● **Job**
Please rewrite the entries below, swapping every "Game Moderator" for "Community Moderator" and leaving everything else unchanged.

═══

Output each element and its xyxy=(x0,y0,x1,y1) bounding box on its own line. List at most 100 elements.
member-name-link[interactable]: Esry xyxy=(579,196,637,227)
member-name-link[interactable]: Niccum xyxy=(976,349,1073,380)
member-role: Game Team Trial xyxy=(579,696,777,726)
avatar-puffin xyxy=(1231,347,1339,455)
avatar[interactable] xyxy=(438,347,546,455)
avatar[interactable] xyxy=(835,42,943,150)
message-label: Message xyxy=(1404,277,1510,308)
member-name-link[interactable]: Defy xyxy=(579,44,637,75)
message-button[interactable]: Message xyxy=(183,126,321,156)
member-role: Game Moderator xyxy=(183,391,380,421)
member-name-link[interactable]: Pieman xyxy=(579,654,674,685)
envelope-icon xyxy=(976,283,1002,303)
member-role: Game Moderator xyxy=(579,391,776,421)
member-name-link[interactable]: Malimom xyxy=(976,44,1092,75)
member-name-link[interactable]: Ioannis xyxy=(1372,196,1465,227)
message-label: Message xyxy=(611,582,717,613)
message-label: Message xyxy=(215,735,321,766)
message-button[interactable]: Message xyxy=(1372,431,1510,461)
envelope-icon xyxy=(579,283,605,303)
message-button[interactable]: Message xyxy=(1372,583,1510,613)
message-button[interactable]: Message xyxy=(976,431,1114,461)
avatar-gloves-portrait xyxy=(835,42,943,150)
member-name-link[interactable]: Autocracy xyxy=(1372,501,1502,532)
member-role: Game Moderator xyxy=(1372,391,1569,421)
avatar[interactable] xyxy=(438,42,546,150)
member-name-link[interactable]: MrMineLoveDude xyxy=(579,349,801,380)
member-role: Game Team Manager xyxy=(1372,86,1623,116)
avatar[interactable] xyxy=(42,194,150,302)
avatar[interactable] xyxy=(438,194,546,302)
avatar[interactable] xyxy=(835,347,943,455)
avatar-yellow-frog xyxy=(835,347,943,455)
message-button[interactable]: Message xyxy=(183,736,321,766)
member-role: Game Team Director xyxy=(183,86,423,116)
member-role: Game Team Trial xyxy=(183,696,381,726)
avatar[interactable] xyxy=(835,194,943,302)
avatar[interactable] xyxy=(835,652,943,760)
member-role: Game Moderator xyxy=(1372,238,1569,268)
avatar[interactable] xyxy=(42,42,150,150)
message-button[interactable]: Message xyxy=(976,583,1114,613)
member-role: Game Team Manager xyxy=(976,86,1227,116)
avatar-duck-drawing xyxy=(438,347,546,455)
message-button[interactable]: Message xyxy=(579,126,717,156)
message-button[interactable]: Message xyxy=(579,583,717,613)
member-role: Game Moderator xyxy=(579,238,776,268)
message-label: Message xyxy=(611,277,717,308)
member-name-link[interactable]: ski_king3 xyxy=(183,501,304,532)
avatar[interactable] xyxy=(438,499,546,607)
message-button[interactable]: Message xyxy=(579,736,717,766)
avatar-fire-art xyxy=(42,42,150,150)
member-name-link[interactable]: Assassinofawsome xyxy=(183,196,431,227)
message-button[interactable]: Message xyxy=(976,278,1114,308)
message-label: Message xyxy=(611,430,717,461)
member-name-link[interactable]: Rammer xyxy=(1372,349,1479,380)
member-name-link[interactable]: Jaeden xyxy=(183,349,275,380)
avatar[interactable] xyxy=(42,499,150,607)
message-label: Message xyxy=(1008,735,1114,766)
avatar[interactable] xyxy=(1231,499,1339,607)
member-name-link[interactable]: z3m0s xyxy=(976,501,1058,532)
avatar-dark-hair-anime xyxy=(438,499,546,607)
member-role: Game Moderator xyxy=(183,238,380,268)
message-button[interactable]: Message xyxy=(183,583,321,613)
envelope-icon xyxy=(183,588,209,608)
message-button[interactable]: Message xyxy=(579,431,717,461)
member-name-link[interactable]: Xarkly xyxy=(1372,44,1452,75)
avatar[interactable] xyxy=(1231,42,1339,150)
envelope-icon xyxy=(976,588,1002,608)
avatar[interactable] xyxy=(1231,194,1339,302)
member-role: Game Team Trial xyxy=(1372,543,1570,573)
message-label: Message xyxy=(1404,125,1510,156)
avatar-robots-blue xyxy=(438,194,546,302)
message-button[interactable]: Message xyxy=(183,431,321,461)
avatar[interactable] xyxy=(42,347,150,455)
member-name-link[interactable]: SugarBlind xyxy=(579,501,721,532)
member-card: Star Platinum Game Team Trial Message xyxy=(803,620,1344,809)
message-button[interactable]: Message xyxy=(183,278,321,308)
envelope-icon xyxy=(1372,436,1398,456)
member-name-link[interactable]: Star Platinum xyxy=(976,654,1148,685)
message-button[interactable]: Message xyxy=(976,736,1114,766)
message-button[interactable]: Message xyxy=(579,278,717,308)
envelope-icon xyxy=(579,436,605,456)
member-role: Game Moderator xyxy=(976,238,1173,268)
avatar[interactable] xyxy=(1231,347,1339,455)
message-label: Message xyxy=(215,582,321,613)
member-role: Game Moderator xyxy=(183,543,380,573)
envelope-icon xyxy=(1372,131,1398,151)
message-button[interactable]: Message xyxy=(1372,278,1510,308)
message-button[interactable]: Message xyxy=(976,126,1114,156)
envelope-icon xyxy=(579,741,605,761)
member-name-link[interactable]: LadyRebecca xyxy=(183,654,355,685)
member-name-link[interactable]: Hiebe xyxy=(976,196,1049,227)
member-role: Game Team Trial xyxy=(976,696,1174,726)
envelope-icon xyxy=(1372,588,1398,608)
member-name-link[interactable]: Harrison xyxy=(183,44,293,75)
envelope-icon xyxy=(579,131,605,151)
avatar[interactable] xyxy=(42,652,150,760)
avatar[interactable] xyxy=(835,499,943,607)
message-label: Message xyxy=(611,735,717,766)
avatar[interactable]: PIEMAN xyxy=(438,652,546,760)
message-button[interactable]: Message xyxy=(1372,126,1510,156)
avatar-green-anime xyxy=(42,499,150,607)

═══

● **Answer to this task**
Output each element and its xyxy=(x0,y0,x1,y1) bounding box on its own line. List at most 100 elements.
member-name-link[interactable]: Esry xyxy=(579,196,637,227)
member-name-link[interactable]: Niccum xyxy=(976,349,1073,380)
member-role: Game Team Trial xyxy=(579,696,777,726)
avatar-puffin xyxy=(1231,347,1339,455)
avatar[interactable] xyxy=(438,347,546,455)
avatar[interactable] xyxy=(835,42,943,150)
message-label: Message xyxy=(1404,277,1510,308)
member-name-link[interactable]: Defy xyxy=(579,44,637,75)
message-button[interactable]: Message xyxy=(183,126,321,156)
member-role: Community Moderator xyxy=(183,391,380,421)
member-name-link[interactable]: Pieman xyxy=(579,654,674,685)
envelope-icon xyxy=(976,283,1002,303)
member-role: Community Moderator xyxy=(579,391,776,421)
member-name-link[interactable]: Malimom xyxy=(976,44,1092,75)
member-name-link[interactable]: Ioannis xyxy=(1372,196,1465,227)
message-label: Message xyxy=(611,582,717,613)
message-label: Message xyxy=(215,735,321,766)
message-button[interactable]: Message xyxy=(1372,431,1510,461)
envelope-icon xyxy=(579,283,605,303)
message-button[interactable]: Message xyxy=(1372,583,1510,613)
message-button[interactable]: Message xyxy=(976,431,1114,461)
avatar-gloves-portrait xyxy=(835,42,943,150)
member-name-link[interactable]: Autocracy xyxy=(1372,501,1502,532)
member-role: Community Moderator xyxy=(1372,391,1569,421)
avatar[interactable] xyxy=(438,42,546,150)
member-name-link[interactable]: MrMineLoveDude xyxy=(579,349,801,380)
member-role: Game Team Manager xyxy=(1372,86,1623,116)
avatar[interactable] xyxy=(42,194,150,302)
avatar[interactable] xyxy=(438,194,546,302)
avatar[interactable] xyxy=(835,347,943,455)
avatar-yellow-frog xyxy=(835,347,943,455)
message-button[interactable]: Message xyxy=(183,736,321,766)
member-role: Game Team Director xyxy=(183,86,423,116)
member-role: Game Team Trial xyxy=(183,696,381,726)
avatar[interactable] xyxy=(835,194,943,302)
avatar[interactable] xyxy=(835,652,943,760)
member-role: Community Moderator xyxy=(1372,238,1569,268)
avatar[interactable] xyxy=(42,42,150,150)
message-button[interactable]: Message xyxy=(976,583,1114,613)
member-role: Game Team Manager xyxy=(976,86,1227,116)
avatar-duck-drawing xyxy=(438,347,546,455)
message-button[interactable]: Message xyxy=(579,126,717,156)
message-button[interactable]: Message xyxy=(579,583,717,613)
member-role: Community Moderator xyxy=(579,238,776,268)
message-label: Message xyxy=(611,277,717,308)
member-name-link[interactable]: ski_king3 xyxy=(183,501,304,532)
avatar[interactable] xyxy=(438,499,546,607)
message-button[interactable]: Message xyxy=(579,736,717,766)
avatar-fire-art xyxy=(42,42,150,150)
member-name-link[interactable]: Assassinofawsome xyxy=(183,196,431,227)
message-button[interactable]: Message xyxy=(976,278,1114,308)
message-label: Message xyxy=(611,430,717,461)
member-name-link[interactable]: Rammer xyxy=(1372,349,1479,380)
member-name-link[interactable]: Jaeden xyxy=(183,349,275,380)
avatar[interactable] xyxy=(42,499,150,607)
message-label: Message xyxy=(1008,735,1114,766)
avatar[interactable] xyxy=(1231,499,1339,607)
member-name-link[interactable]: z3m0s xyxy=(976,501,1058,532)
avatar-dark-hair-anime xyxy=(438,499,546,607)
member-role: Community Moderator xyxy=(183,238,380,268)
message-button[interactable]: Message xyxy=(183,583,321,613)
envelope-icon xyxy=(183,588,209,608)
message-button[interactable]: Message xyxy=(579,431,717,461)
member-name-link[interactable]: Xarkly xyxy=(1372,44,1452,75)
avatar[interactable] xyxy=(1231,42,1339,150)
envelope-icon xyxy=(976,588,1002,608)
avatar[interactable] xyxy=(1231,194,1339,302)
member-role: Game Team Trial xyxy=(1372,543,1570,573)
message-label: Message xyxy=(1404,125,1510,156)
avatar-robots-blue xyxy=(438,194,546,302)
message-button[interactable]: Message xyxy=(183,431,321,461)
avatar[interactable] xyxy=(42,347,150,455)
member-name-link[interactable]: SugarBlind xyxy=(579,501,721,532)
member-card: Star Platinum Game Team Trial Message xyxy=(803,620,1344,809)
message-button[interactable]: Message xyxy=(183,278,321,308)
envelope-icon xyxy=(1372,436,1398,456)
member-name-link[interactable]: Star Platinum xyxy=(976,654,1148,685)
message-button[interactable]: Message xyxy=(976,736,1114,766)
message-button[interactable]: Message xyxy=(579,278,717,308)
envelope-icon xyxy=(579,436,605,456)
member-role: Community Moderator xyxy=(976,238,1173,268)
avatar[interactable] xyxy=(1231,347,1339,455)
message-label: Message xyxy=(215,582,321,613)
member-role: Community Moderator xyxy=(183,543,380,573)
envelope-icon xyxy=(1372,131,1398,151)
message-button[interactable]: Message xyxy=(1372,278,1510,308)
message-button[interactable]: Message xyxy=(976,126,1114,156)
envelope-icon xyxy=(579,741,605,761)
member-name-link[interactable]: LadyRebecca xyxy=(183,654,355,685)
member-name-link[interactable]: Hiebe xyxy=(976,196,1049,227)
member-role: Game Team Trial xyxy=(976,696,1174,726)
envelope-icon xyxy=(1372,588,1398,608)
member-name-link[interactable]: Harrison xyxy=(183,44,293,75)
envelope-icon xyxy=(579,131,605,151)
avatar[interactable] xyxy=(42,652,150,760)
avatar[interactable] xyxy=(835,499,943,607)
message-label: Message xyxy=(611,735,717,766)
avatar[interactable]: PIEMAN xyxy=(438,652,546,760)
message-button[interactable]: Message xyxy=(1372,126,1510,156)
avatar-green-anime xyxy=(42,499,150,607)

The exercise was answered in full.